Aim ▸
The entries below need to be written out exactly, with no pictures included.

··········

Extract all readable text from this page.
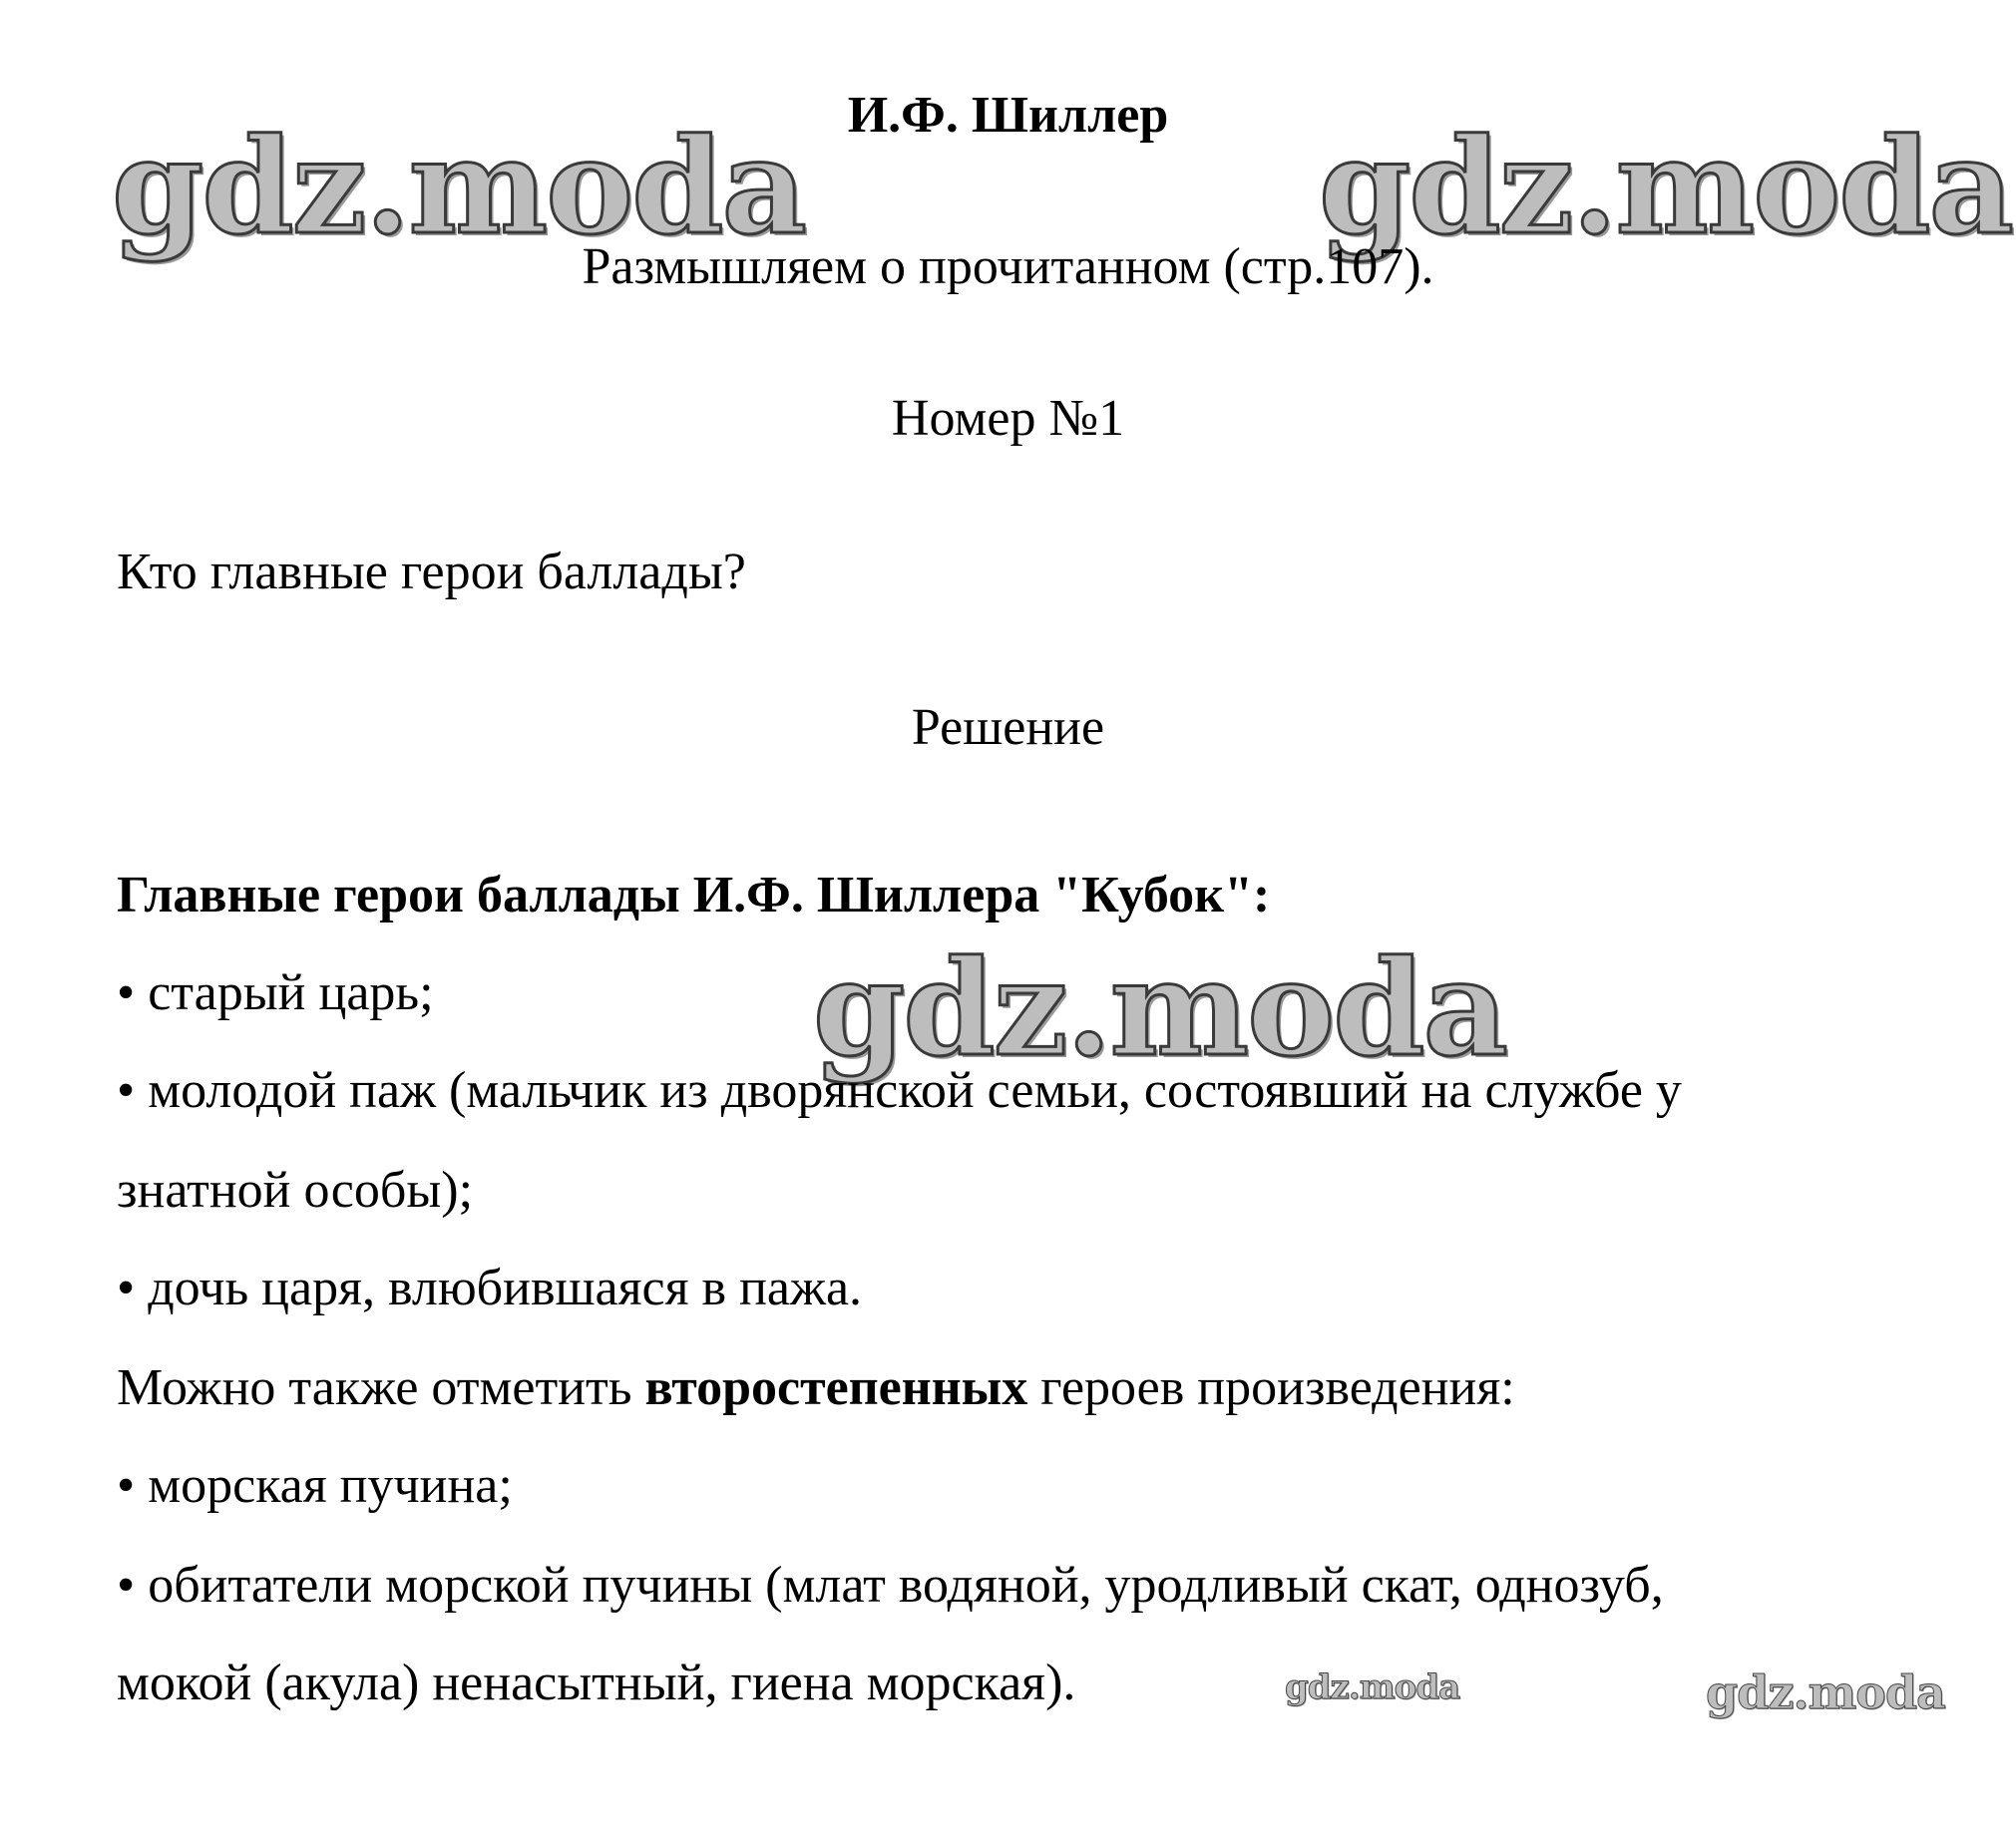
gdz.moda	gdz.moda
gdz.moda
gdz.moda	gdz.moda
И.Ф. Шиллер
Размышляем о прочитанном (стр.107).
Номер №1
Кто главные герои баллады?
Решение
Главные герои баллады И.Ф. Шиллера "Кубок":
• старый царь;
• молодой паж (мальчик из дворянской семьи, состоявший на службе у
знатной особы);
• дочь царя, влюбившаяся в пажа.
Можно также отметить второстепенных героев произведения:
• морская пучина;
• обитатели морской пучины (млат водяной, уродливый скат, однозуб,
мокой (акула) ненасытный, гиена морская).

··········

The solution ▸
Extract all readable text from this page.
gdz.moda	gdz.moda
gdz.moda
gdz.moda	gdz.moda
И.Ф. Шиллер
Размышляем о прочитанном (стр.107).
Номер №1
Кто главные герои баллады?
Решение
Главные герои баллады И.Ф. Шиллера "Кубок":
• старый царь;
• молодой паж (мальчик из дворянской семьи, состоявший на службе у
знатной особы);
• дочь царя, влюбившаяся в пажа.
Можно также отметить второстепенных героев произведения:
• морская пучина;
• обитатели морской пучины (млат водяной, уродливый скат, однозуб,
мокой (акула) ненасытный, гиена морская).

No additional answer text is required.